## Given information
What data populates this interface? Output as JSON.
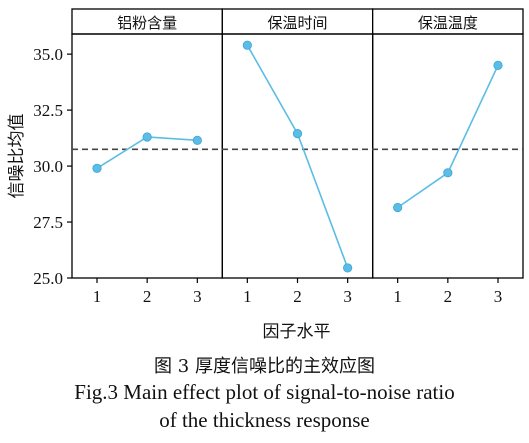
{
  "figure": {
    "caption_cn": "图 3   厚度信噪比的主效应图",
    "caption_en_line1": "Fig.3   Main effect plot of signal-to-noise ratio",
    "caption_en_line2": "of the thickness response"
  },
  "chart_data": {
    "type": "line",
    "xlabel": "因子水平",
    "ylabel": "信噪比均值",
    "ylim": [
      25.0,
      35.9
    ],
    "yticks": [
      "25.0",
      "27.5",
      "30.0",
      "32.5",
      "35.0"
    ],
    "ytick_values": [
      25.0,
      27.5,
      30.0,
      32.5,
      35.0
    ],
    "reference_line": 30.75,
    "reference_style": "dashed",
    "grid": false,
    "line_color": "#5bbde6",
    "panels": [
      {
        "name": "铝粉含量",
        "categories": [
          "1",
          "2",
          "3"
        ],
        "values": [
          29.9,
          31.3,
          31.15
        ]
      },
      {
        "name": "保温时间",
        "categories": [
          "1",
          "2",
          "3"
        ],
        "values": [
          35.4,
          31.45,
          25.45
        ]
      },
      {
        "name": "保温温度",
        "categories": [
          "1",
          "2",
          "3"
        ],
        "values": [
          28.15,
          29.7,
          34.5
        ]
      }
    ]
  }
}
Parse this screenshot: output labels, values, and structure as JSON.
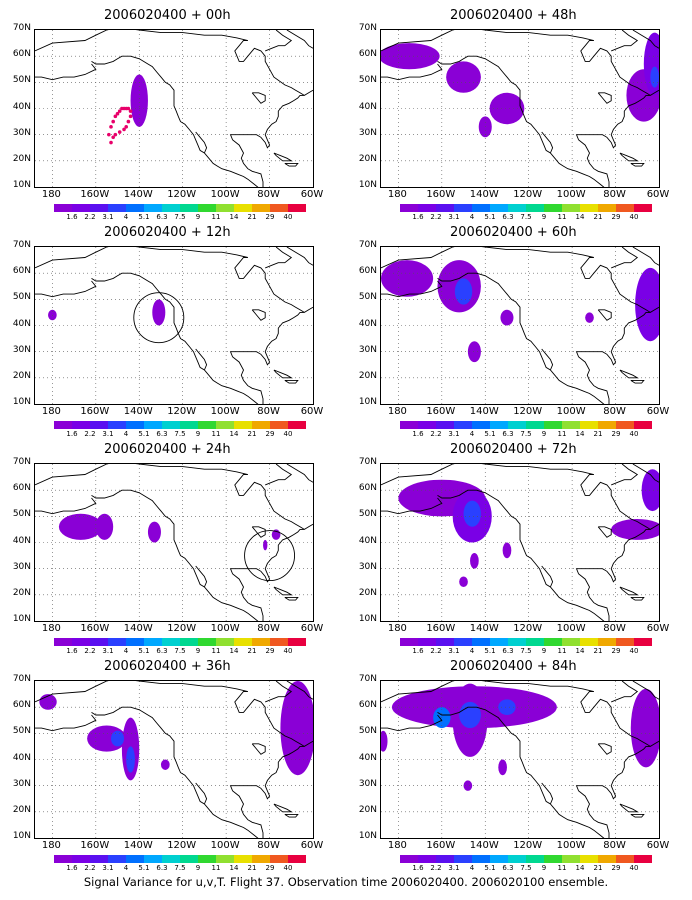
{
  "panels": [
    {
      "title": "2006020400 + 00h"
    },
    {
      "title": "2006020400 + 48h"
    },
    {
      "title": "2006020400 + 12h"
    },
    {
      "title": "2006020400 + 60h"
    },
    {
      "title": "2006020400 + 24h"
    },
    {
      "title": "2006020400 + 72h"
    },
    {
      "title": "2006020400 + 36h"
    },
    {
      "title": "2006020400 + 84h"
    }
  ],
  "y_labels": [
    "70N",
    "60N",
    "50N",
    "40N",
    "30N",
    "20N",
    "10N"
  ],
  "x_labels": [
    "180",
    "160W",
    "140W",
    "120W",
    "100W",
    "80W",
    "60W"
  ],
  "colorbar": {
    "labels": [
      "1.6",
      "2.2",
      "3.1",
      "4",
      "5.1",
      "6.3",
      "7.5",
      "9",
      "11",
      "14",
      "21",
      "29",
      "40"
    ],
    "colors": [
      "#8a00d6",
      "#7a00e6",
      "#5a10f0",
      "#2a40ff",
      "#0070ff",
      "#00a8ff",
      "#00d0d0",
      "#00d890",
      "#30d830",
      "#90e030",
      "#e8e000",
      "#f0a800",
      "#f05820",
      "#e80040"
    ]
  },
  "caption": "Signal Variance for u,v,T. Flight 37. Observation time 2006020400. 2006020100 ensemble."
}
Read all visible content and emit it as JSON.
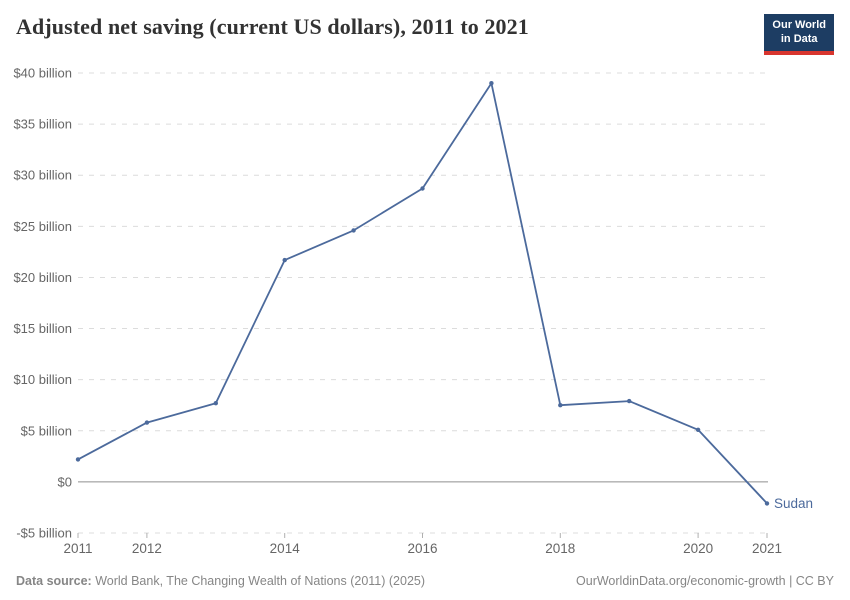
{
  "header": {
    "title": "Adjusted net saving (current US dollars), 2011 to 2021",
    "logo": {
      "line1": "Our World",
      "line2": "in Data"
    }
  },
  "brand_colors": {
    "logo_navy": "#1d3d63",
    "logo_red": "#d8352e"
  },
  "chart_data": {
    "type": "line",
    "title": "Adjusted net saving (current US dollars), 2011 to 2021",
    "entity": "Sudan",
    "x": [
      2011,
      2012,
      2013,
      2014,
      2015,
      2016,
      2017,
      2018,
      2019,
      2020,
      2021
    ],
    "series": [
      {
        "name": "Sudan",
        "values": [
          2.2,
          5.8,
          7.7,
          21.7,
          24.6,
          28.7,
          39.0,
          7.5,
          7.9,
          5.1,
          -2.1
        ]
      }
    ],
    "unit": "billion current US$",
    "ylim": [
      -5,
      40
    ],
    "xlim": [
      2011,
      2021
    ],
    "grid": true,
    "legend_position": "end-of-line-label",
    "line_color": "#4c6a9c",
    "tick_color": "#666666",
    "gridline_color": "#dcdcdc",
    "zeroline_color": "#8f8f8f",
    "y_ticks": [
      {
        "value": 40,
        "label": "$40 billion"
      },
      {
        "value": 35,
        "label": "$35 billion"
      },
      {
        "value": 30,
        "label": "$30 billion"
      },
      {
        "value": 25,
        "label": "$25 billion"
      },
      {
        "value": 20,
        "label": "$20 billion"
      },
      {
        "value": 15,
        "label": "$15 billion"
      },
      {
        "value": 10,
        "label": "$10 billion"
      },
      {
        "value": 5,
        "label": "$5 billion"
      },
      {
        "value": 0,
        "label": "$0"
      },
      {
        "value": -5,
        "label": "-$5 billion"
      }
    ],
    "x_ticks": [
      {
        "value": 2011,
        "label": "2011"
      },
      {
        "value": 2012,
        "label": "2012"
      },
      {
        "value": 2014,
        "label": "2014"
      },
      {
        "value": 2016,
        "label": "2016"
      },
      {
        "value": 2018,
        "label": "2018"
      },
      {
        "value": 2020,
        "label": "2020"
      },
      {
        "value": 2021,
        "label": "2021"
      }
    ]
  },
  "footer": {
    "source_label": "Data source:",
    "source_text": " World Bank, The Changing Wealth of Nations (2011) (2025)",
    "link_text": "OurWorldinData.org/economic-growth | CC BY"
  }
}
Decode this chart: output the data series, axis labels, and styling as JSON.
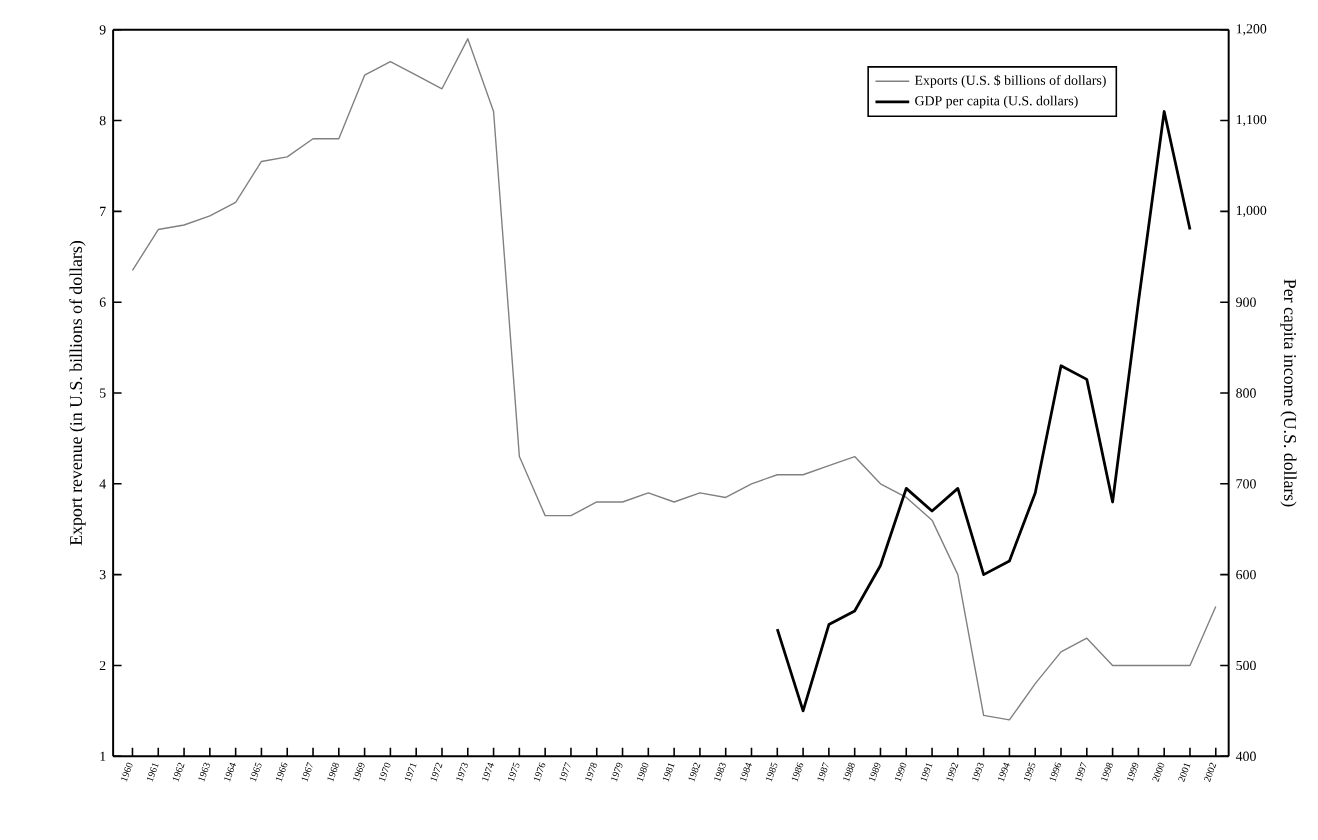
{
  "chart_data": {
    "type": "line",
    "ylabel": "Export revenue (in U.S. billions of dollars)",
    "y2label": "Per capita income (U.S. dollars)",
    "categories": [
      "1960",
      "1961",
      "1962",
      "1963",
      "1964",
      "1965",
      "1966",
      "1967",
      "1968",
      "1969",
      "1970",
      "1971",
      "1972",
      "1973",
      "1974",
      "1975",
      "1976",
      "1977",
      "1978",
      "1979",
      "1980",
      "1981",
      "1982",
      "1983",
      "1984",
      "1985",
      "1986",
      "1987",
      "1988",
      "1989",
      "1990",
      "1991",
      "1992",
      "1993",
      "1994",
      "1995",
      "1996",
      "1997",
      "1998",
      "1999",
      "2000",
      "2001",
      "2002"
    ],
    "series": [
      {
        "name": "Exports (U.S. $ billions of dollars)",
        "color": "#808080",
        "values": [
          6.35,
          6.8,
          6.85,
          6.95,
          7.1,
          7.55,
          7.6,
          7.8,
          7.8,
          8.5,
          8.65,
          8.5,
          8.35,
          8.9,
          8.1,
          4.3,
          3.65,
          3.65,
          3.8,
          3.8,
          3.9,
          3.8,
          3.9,
          3.85,
          4.0,
          4.1,
          4.1,
          4.2,
          4.3,
          4.0,
          3.85,
          3.6,
          3.0,
          1.45,
          1.4,
          1.8,
          2.15,
          2.3,
          2.0,
          2.0,
          2.0,
          2.0,
          2.65
        ]
      },
      {
        "name": "GDP per capita (U.S. dollars)",
        "color": "#000000",
        "axis": "y2",
        "values": [
          null,
          null,
          null,
          null,
          null,
          null,
          null,
          null,
          null,
          null,
          null,
          null,
          null,
          null,
          null,
          null,
          null,
          null,
          null,
          null,
          null,
          null,
          null,
          null,
          null,
          540,
          450,
          545,
          560,
          610,
          695,
          670,
          695,
          600,
          615,
          690,
          830,
          815,
          680,
          900,
          1110,
          980,
          null
        ]
      }
    ],
    "ylim": [
      1,
      9
    ],
    "yticks": [
      1,
      2,
      3,
      4,
      5,
      6,
      7,
      8,
      9
    ],
    "y2lim": [
      400,
      1200
    ],
    "y2ticks": [
      400,
      500,
      600,
      700,
      800,
      900,
      {
        "value": 1000,
        "label": "1,000"
      },
      {
        "value": 1100,
        "label": "1,100"
      },
      {
        "value": 1200,
        "label": "1,200"
      }
    ],
    "legend": "top right",
    "marker": "none",
    "line_style": "solid",
    "grid": false
  }
}
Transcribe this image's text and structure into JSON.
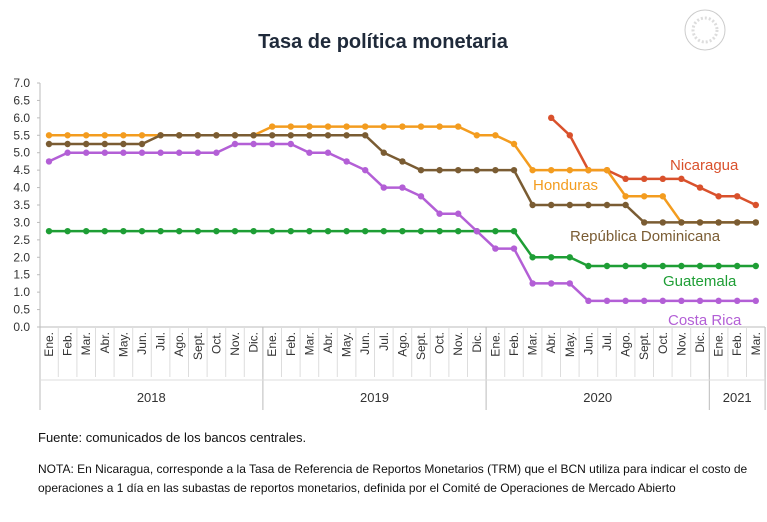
{
  "chart_data": {
    "type": "line",
    "title": "Tasa de política monetaria",
    "groups": [
      {
        "label": "2018",
        "categories": [
          "Ene.",
          "Feb.",
          "Mar.",
          "Abr.",
          "May.",
          "Jun.",
          "Jul.",
          "Ago.",
          "Sept.",
          "Oct.",
          "Nov.",
          "Dic."
        ]
      },
      {
        "label": "2019",
        "categories": [
          "Ene.",
          "Feb.",
          "Mar.",
          "Abr.",
          "May.",
          "Jun.",
          "Jul.",
          "Ago.",
          "Sept.",
          "Oct.",
          "Nov.",
          "Dic."
        ]
      },
      {
        "label": "2020",
        "categories": [
          "Ene.",
          "Feb.",
          "Mar.",
          "Abr.",
          "May.",
          "Jun.",
          "Jul.",
          "Ago.",
          "Sept.",
          "Oct.",
          "Nov.",
          "Dic."
        ]
      },
      {
        "label": "2021",
        "categories": [
          "Ene.",
          "Feb.",
          "Mar."
        ]
      }
    ],
    "ylim": [
      0,
      7
    ],
    "yticks": [
      {
        "value": 0,
        "label": "0.0"
      },
      {
        "value": 0.5,
        "label": "0.5"
      },
      {
        "value": 1,
        "label": "1.0"
      },
      {
        "value": 1.5,
        "label": "1.5"
      },
      {
        "value": 2,
        "label": "2.0"
      },
      {
        "value": 2.5,
        "label": "2.5"
      },
      {
        "value": 3,
        "label": "3.0"
      },
      {
        "value": 3.5,
        "label": "3.5"
      },
      {
        "value": 4,
        "label": "4.0"
      },
      {
        "value": 4.5,
        "label": "4.5"
      },
      {
        "value": 5,
        "label": "5.0"
      },
      {
        "value": 5.5,
        "label": "5.5"
      },
      {
        "value": 6,
        "label": "6.0"
      },
      {
        "value": 6.5,
        "label": "6.5"
      },
      {
        "value": 7,
        "label": "7.0"
      }
    ],
    "series": [
      {
        "name": "Nicaragua",
        "color": "#d9512c",
        "values": [
          null,
          null,
          null,
          null,
          null,
          null,
          null,
          null,
          null,
          null,
          null,
          null,
          null,
          null,
          null,
          null,
          null,
          null,
          null,
          null,
          null,
          null,
          null,
          null,
          null,
          null,
          null,
          6.0,
          5.5,
          4.5,
          4.5,
          4.25,
          4.25,
          4.25,
          4.25,
          4.0,
          3.75,
          3.75,
          3.5
        ]
      },
      {
        "name": "Honduras",
        "color": "#f39c1f",
        "values": [
          5.5,
          5.5,
          5.5,
          5.5,
          5.5,
          5.5,
          5.5,
          5.5,
          5.5,
          5.5,
          5.5,
          5.5,
          5.75,
          5.75,
          5.75,
          5.75,
          5.75,
          5.75,
          5.75,
          5.75,
          5.75,
          5.75,
          5.75,
          5.5,
          5.5,
          5.25,
          4.5,
          4.5,
          4.5,
          4.5,
          4.5,
          3.75,
          3.75,
          3.75,
          3.0,
          3.0,
          3.0,
          3.0,
          3.0
        ]
      },
      {
        "name": "República Dominicana",
        "color": "#7a5c33",
        "values": [
          5.25,
          5.25,
          5.25,
          5.25,
          5.25,
          5.25,
          5.5,
          5.5,
          5.5,
          5.5,
          5.5,
          5.5,
          5.5,
          5.5,
          5.5,
          5.5,
          5.5,
          5.5,
          5.0,
          4.75,
          4.5,
          4.5,
          4.5,
          4.5,
          4.5,
          4.5,
          3.5,
          3.5,
          3.5,
          3.5,
          3.5,
          3.5,
          3.0,
          3.0,
          3.0,
          3.0,
          3.0,
          3.0,
          3.0
        ]
      },
      {
        "name": "Guatemala",
        "color": "#1e9e35",
        "values": [
          2.75,
          2.75,
          2.75,
          2.75,
          2.75,
          2.75,
          2.75,
          2.75,
          2.75,
          2.75,
          2.75,
          2.75,
          2.75,
          2.75,
          2.75,
          2.75,
          2.75,
          2.75,
          2.75,
          2.75,
          2.75,
          2.75,
          2.75,
          2.75,
          2.75,
          2.75,
          2.0,
          2.0,
          2.0,
          1.75,
          1.75,
          1.75,
          1.75,
          1.75,
          1.75,
          1.75,
          1.75,
          1.75,
          1.75
        ]
      },
      {
        "name": "Costa Rica",
        "color": "#b35fd6",
        "values": [
          4.75,
          5.0,
          5.0,
          5.0,
          5.0,
          5.0,
          5.0,
          5.0,
          5.0,
          5.0,
          5.25,
          5.25,
          5.25,
          5.25,
          5.0,
          5.0,
          4.75,
          4.5,
          4.0,
          4.0,
          3.75,
          3.25,
          3.25,
          2.75,
          2.25,
          2.25,
          1.25,
          1.25,
          1.25,
          0.75,
          0.75,
          0.75,
          0.75,
          0.75,
          0.75,
          0.75,
          0.75,
          0.75,
          0.75
        ]
      }
    ]
  },
  "footer": {
    "source": "Fuente: comunicados de los bancos centrales.",
    "note": "NOTA: En Nicaragua, corresponde a la Tasa de Referencia de Reportos Monetarios (TRM) que el BCN utiliza para indicar el costo de operaciones a 1 día en las subastas de reportos monetarios, definida por el Comité de Operaciones de Mercado Abierto"
  }
}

## Task prompt
Reproduce each line from the records that contains the word "structure".

## Output of the task
Parse this screenshot: output labels, values, and structure as JSON.
Transcribe this image's text and structure into JSON.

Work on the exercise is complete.